§ **Given data**

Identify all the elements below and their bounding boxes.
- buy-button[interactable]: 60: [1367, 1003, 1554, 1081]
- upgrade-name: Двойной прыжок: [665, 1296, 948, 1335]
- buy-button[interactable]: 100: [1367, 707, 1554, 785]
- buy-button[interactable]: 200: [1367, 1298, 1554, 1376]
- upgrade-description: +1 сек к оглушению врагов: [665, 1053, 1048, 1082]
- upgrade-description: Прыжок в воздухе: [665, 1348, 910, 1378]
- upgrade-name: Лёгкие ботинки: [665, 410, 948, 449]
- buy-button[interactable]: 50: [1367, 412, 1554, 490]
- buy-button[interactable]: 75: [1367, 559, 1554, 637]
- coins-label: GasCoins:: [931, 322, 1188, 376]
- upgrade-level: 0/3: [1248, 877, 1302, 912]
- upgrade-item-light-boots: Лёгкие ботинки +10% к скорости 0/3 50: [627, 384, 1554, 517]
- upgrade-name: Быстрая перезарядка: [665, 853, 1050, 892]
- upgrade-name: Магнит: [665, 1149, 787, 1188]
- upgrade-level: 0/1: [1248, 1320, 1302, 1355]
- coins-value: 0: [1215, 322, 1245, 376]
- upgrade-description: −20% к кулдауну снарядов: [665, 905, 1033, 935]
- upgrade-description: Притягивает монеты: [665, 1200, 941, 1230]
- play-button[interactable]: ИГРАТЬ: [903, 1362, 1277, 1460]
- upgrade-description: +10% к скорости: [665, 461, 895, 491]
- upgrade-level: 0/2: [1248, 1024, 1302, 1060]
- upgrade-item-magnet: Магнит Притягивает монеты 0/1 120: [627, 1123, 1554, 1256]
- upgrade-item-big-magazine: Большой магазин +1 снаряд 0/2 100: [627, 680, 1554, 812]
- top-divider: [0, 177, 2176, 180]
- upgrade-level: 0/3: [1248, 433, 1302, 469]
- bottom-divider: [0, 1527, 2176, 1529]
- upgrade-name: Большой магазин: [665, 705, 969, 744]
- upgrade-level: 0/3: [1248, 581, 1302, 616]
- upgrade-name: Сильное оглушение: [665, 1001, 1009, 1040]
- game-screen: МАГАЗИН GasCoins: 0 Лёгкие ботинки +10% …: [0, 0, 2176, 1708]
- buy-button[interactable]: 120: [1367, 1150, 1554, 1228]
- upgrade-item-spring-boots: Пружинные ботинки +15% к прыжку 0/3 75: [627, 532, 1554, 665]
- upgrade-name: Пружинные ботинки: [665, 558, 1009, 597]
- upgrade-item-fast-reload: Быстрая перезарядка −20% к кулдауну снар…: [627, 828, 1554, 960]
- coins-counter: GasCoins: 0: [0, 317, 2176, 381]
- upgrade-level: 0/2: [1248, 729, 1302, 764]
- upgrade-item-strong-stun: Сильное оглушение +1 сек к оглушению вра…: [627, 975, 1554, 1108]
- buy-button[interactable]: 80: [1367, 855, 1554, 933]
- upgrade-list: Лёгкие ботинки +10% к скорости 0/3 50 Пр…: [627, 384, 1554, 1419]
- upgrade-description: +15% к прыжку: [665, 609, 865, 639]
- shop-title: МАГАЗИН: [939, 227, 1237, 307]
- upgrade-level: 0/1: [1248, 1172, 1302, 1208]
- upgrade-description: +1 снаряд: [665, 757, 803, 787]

§ **Given exercise**
Please turn the listing above into a numbered list, leaving out any blank lines.

§ **Answer to the problem**
1. Identify all the elements below and their bounding boxes.
2. - buy-button[interactable]: 60: [1367, 1003, 1554, 1081]
3. - upgrade-name: Двойной прыжок: [665, 1296, 948, 1335]
4. - buy-button[interactable]: 100: [1367, 707, 1554, 785]
5. - buy-button[interactable]: 200: [1367, 1298, 1554, 1376]
6. - upgrade-description: +1 сек к оглушению врагов: [665, 1053, 1048, 1082]
7. - upgrade-description: Прыжок в воздухе: [665, 1348, 910, 1378]
8. - upgrade-name: Лёгкие ботинки: [665, 410, 948, 449]
9. - buy-button[interactable]: 50: [1367, 412, 1554, 490]
10. - buy-button[interactable]: 75: [1367, 559, 1554, 637]
11. - coins-label: GasCoins:: [931, 322, 1188, 376]
12. - upgrade-level: 0/3: [1248, 877, 1302, 912]
13. - upgrade-item-light-boots: Лёгкие ботинки +10% к скорости 0/3 50: [627, 384, 1554, 517]
14. - upgrade-name: Быстрая перезарядка: [665, 853, 1050, 892]
15. - upgrade-name: Магнит: [665, 1149, 787, 1188]
16. - upgrade-level: 0/1: [1248, 1320, 1302, 1355]
17. - coins-value: 0: [1215, 322, 1245, 376]
18. - upgrade-description: −20% к кулдауну снарядов: [665, 905, 1033, 935]
19. - upgrade-description: Притягивает монеты: [665, 1200, 941, 1230]
20. - play-button[interactable]: ИГРАТЬ: [903, 1362, 1277, 1460]
21. - upgrade-description: +10% к скорости: [665, 461, 895, 491]
22. - upgrade-level: 0/2: [1248, 1024, 1302, 1060]
23. - upgrade-item-magnet: Магнит Притягивает монеты 0/1 120: [627, 1123, 1554, 1256]
24. - upgrade-item-big-magazine: Большой магазин +1 снаряд 0/2 100: [627, 680, 1554, 812]
25. - top-divider: [0, 177, 2176, 180]
26. - upgrade-level: 0/3: [1248, 433, 1302, 469]
27. - bottom-divider: [0, 1527, 2176, 1529]
28. - upgrade-name: Большой магазин: [665, 705, 969, 744]
29. - upgrade-level: 0/3: [1248, 581, 1302, 616]
30. - upgrade-name: Сильное оглушение: [665, 1001, 1009, 1040]
31. - game-screen: МАГАЗИН GasCoins: 0 Лёгкие ботинки +10% …: [0, 0, 2176, 1708]
32. - buy-button[interactable]: 120: [1367, 1150, 1554, 1228]
33. - upgrade-item-spring-boots: Пружинные ботинки +15% к прыжку 0/3 75: [627, 532, 1554, 665]
34. - upgrade-name: Пружинные ботинки: [665, 558, 1009, 597]
35. - upgrade-item-fast-reload: Быстрая перезарядка −20% к кулдауну снар…: [627, 828, 1554, 960]
36. - coins-counter: GasCoins: 0: [0, 317, 2176, 381]
37. - upgrade-level: 0/2: [1248, 729, 1302, 764]
38. - upgrade-item-strong-stun: Сильное оглушение +1 сек к оглушению вра…: [627, 975, 1554, 1108]
39. - buy-button[interactable]: 80: [1367, 855, 1554, 933]
40. - upgrade-list: Лёгкие ботинки +10% к скорости 0/3 50 Пр…: [627, 384, 1554, 1419]
41. - upgrade-description: +15% к прыжку: [665, 609, 865, 639]
42. - shop-title: МАГАЗИН: [939, 227, 1237, 307]
43. - upgrade-level: 0/1: [1248, 1172, 1302, 1208]
44. - upgrade-description: +1 снаряд: [665, 757, 803, 787]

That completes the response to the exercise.